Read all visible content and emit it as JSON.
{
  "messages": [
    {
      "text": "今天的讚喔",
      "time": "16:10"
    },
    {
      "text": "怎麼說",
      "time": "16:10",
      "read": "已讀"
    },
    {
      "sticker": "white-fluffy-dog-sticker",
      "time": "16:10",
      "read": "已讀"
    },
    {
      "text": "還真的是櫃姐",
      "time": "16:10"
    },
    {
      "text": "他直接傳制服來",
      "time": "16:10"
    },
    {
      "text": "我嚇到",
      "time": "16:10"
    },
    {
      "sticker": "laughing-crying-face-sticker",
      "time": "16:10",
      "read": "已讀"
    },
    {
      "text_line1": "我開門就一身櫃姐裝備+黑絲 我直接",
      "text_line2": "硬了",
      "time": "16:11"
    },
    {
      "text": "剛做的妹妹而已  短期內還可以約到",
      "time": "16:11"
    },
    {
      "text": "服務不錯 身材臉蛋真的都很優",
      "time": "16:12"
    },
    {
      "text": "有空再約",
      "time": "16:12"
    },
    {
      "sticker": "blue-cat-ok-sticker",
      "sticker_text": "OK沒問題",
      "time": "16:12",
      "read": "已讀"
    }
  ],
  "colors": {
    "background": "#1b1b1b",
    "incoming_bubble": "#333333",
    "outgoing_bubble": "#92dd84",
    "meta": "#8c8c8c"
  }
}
* * * *
» **Written task**: Repeat every entry exactly as written above.

» **Output below**:
Read all visible content and emit it as JSON.
{
  "messages": [
    {
      "text": "今天的讚喔",
      "time": "16:10"
    },
    {
      "text": "怎麼說",
      "time": "16:10",
      "read": "已讀"
    },
    {
      "sticker": "white-fluffy-dog-sticker",
      "time": "16:10",
      "read": "已讀"
    },
    {
      "text": "還真的是櫃姐",
      "time": "16:10"
    },
    {
      "text": "他直接傳制服來",
      "time": "16:10"
    },
    {
      "text": "我嚇到",
      "time": "16:10"
    },
    {
      "sticker": "laughing-crying-face-sticker",
      "time": "16:10",
      "read": "已讀"
    },
    {
      "text_line1": "我開門就一身櫃姐裝備+黑絲 我直接",
      "text_line2": "硬了",
      "time": "16:11"
    },
    {
      "text": "剛做的妹妹而已  短期內還可以約到",
      "time": "16:11"
    },
    {
      "text": "服務不錯 身材臉蛋真的都很優",
      "time": "16:12"
    },
    {
      "text": "有空再約",
      "time": "16:12"
    },
    {
      "sticker": "blue-cat-ok-sticker",
      "sticker_text": "OK沒問題",
      "time": "16:12",
      "read": "已讀"
    }
  ],
  "colors": {
    "background": "#1b1b1b",
    "incoming_bubble": "#333333",
    "outgoing_bubble": "#92dd84",
    "meta": "#8c8c8c"
  }
}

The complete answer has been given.